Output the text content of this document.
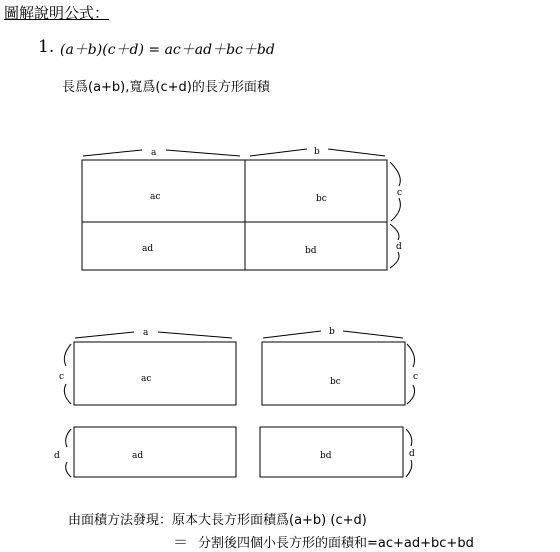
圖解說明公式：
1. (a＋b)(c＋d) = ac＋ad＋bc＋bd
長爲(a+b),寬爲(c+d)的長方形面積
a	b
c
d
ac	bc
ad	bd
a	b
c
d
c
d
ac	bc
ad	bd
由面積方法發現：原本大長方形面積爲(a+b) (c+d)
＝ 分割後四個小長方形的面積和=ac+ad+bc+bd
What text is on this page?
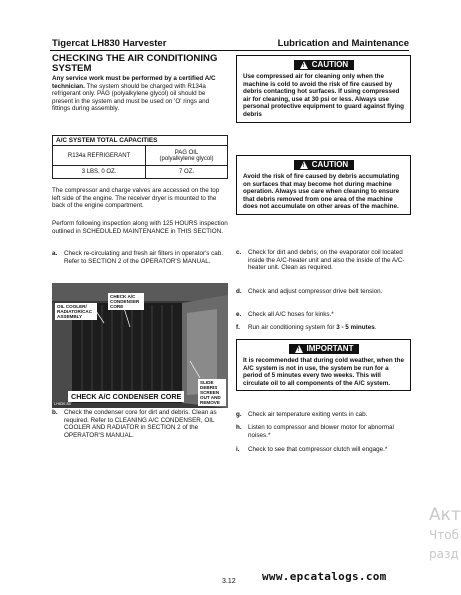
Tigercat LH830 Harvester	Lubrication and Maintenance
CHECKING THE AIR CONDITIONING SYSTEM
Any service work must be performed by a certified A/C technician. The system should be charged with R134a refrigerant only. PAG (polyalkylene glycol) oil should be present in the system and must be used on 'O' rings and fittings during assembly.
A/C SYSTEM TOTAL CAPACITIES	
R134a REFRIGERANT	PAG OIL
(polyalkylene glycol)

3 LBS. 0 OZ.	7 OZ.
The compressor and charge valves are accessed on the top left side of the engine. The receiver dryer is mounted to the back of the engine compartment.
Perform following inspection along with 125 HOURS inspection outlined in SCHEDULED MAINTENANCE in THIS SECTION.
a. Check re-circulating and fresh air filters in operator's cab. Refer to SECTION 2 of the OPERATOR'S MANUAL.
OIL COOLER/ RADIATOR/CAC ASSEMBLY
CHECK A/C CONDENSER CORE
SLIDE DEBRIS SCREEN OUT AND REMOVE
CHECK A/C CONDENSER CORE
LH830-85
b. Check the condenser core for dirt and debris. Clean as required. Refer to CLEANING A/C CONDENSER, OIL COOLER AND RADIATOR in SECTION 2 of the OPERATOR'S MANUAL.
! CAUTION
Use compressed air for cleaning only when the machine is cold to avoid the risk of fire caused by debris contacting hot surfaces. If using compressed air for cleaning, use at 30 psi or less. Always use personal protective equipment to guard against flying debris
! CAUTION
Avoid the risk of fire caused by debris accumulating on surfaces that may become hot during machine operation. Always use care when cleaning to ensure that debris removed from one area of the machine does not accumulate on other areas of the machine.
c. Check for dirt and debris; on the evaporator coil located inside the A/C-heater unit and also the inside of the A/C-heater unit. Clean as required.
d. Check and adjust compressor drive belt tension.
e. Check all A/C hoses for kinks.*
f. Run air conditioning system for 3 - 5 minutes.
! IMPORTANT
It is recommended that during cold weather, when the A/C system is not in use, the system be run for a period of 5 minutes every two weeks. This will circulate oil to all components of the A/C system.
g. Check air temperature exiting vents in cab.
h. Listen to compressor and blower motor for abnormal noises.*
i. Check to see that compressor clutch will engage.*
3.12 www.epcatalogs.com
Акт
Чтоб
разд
|---|
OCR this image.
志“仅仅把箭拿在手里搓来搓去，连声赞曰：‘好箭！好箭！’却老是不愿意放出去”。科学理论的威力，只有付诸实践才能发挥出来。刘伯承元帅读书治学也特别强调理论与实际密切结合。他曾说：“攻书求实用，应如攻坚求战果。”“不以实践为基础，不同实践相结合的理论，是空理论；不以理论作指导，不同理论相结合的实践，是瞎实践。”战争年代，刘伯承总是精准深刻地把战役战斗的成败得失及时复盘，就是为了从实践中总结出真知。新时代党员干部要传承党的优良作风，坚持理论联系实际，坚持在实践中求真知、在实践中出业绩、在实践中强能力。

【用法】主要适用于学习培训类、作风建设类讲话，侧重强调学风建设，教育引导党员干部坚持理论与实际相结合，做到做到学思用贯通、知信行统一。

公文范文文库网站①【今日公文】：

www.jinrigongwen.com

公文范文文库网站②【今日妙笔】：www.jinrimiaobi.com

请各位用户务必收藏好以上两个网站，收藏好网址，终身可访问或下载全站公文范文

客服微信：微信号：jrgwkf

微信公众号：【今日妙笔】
|---|
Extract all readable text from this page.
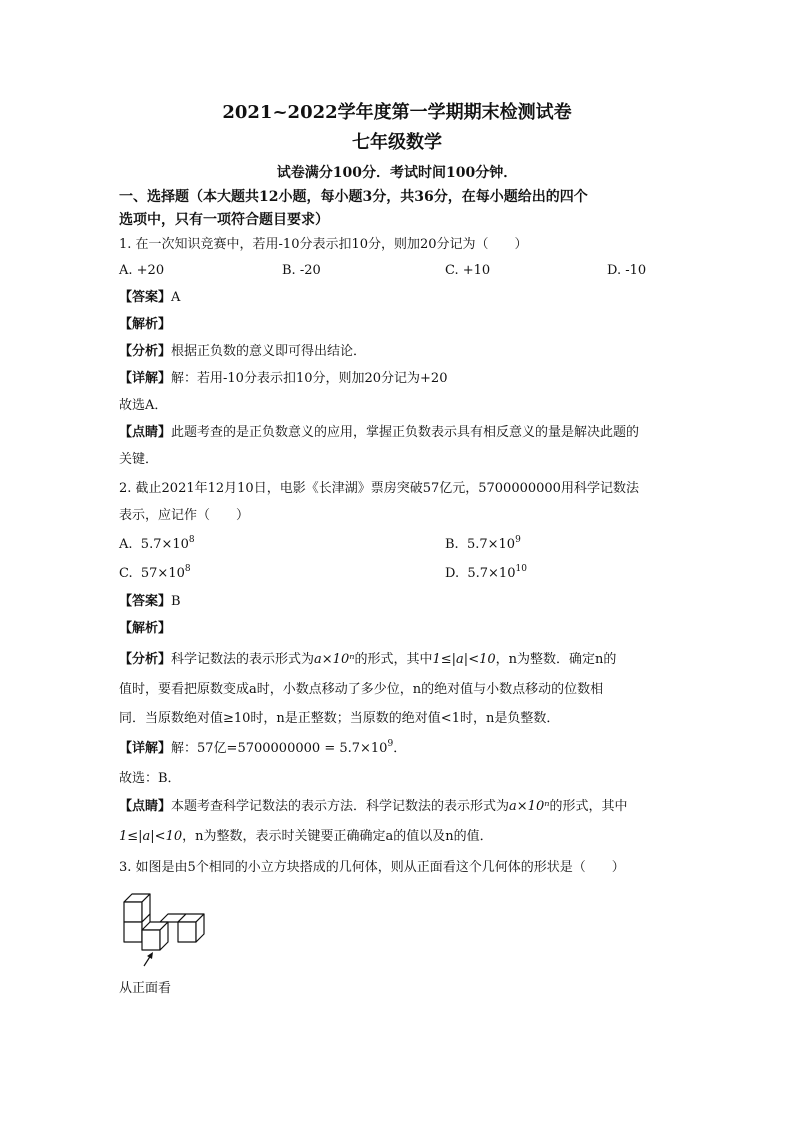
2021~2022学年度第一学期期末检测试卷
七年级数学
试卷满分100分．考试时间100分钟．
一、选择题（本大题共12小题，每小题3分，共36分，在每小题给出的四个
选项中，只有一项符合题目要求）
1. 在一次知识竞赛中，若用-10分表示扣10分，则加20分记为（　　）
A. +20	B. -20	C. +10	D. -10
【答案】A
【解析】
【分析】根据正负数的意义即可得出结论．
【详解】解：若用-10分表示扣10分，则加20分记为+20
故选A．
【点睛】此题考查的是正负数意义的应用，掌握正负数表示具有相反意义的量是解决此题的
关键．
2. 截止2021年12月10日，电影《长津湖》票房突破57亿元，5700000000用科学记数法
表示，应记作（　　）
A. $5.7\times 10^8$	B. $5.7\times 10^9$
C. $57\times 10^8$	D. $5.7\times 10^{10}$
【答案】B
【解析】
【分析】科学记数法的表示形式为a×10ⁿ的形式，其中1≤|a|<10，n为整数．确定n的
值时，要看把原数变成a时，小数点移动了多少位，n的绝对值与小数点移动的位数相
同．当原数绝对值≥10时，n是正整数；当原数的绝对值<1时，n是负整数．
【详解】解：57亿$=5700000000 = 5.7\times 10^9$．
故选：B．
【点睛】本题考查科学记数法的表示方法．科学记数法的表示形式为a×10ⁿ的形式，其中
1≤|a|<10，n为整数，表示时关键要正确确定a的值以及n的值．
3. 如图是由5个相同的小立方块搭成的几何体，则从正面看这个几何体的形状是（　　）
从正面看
|---|
◆ WHAT YOU ARE ASKED TO DO
Search the material above for "compressor". Pull out each line where it shows up.

◆ WRITTEN RESPONSE
The compressor and charge valves are accessed on the top left side of the engine. The receiver dryer is mounted to the back of the engine compartment.
d. Check and adjust compressor drive belt tension.
h. Listen to compressor and blower motor for abnormal noises.*
i. Check to see that compressor clutch will engage.*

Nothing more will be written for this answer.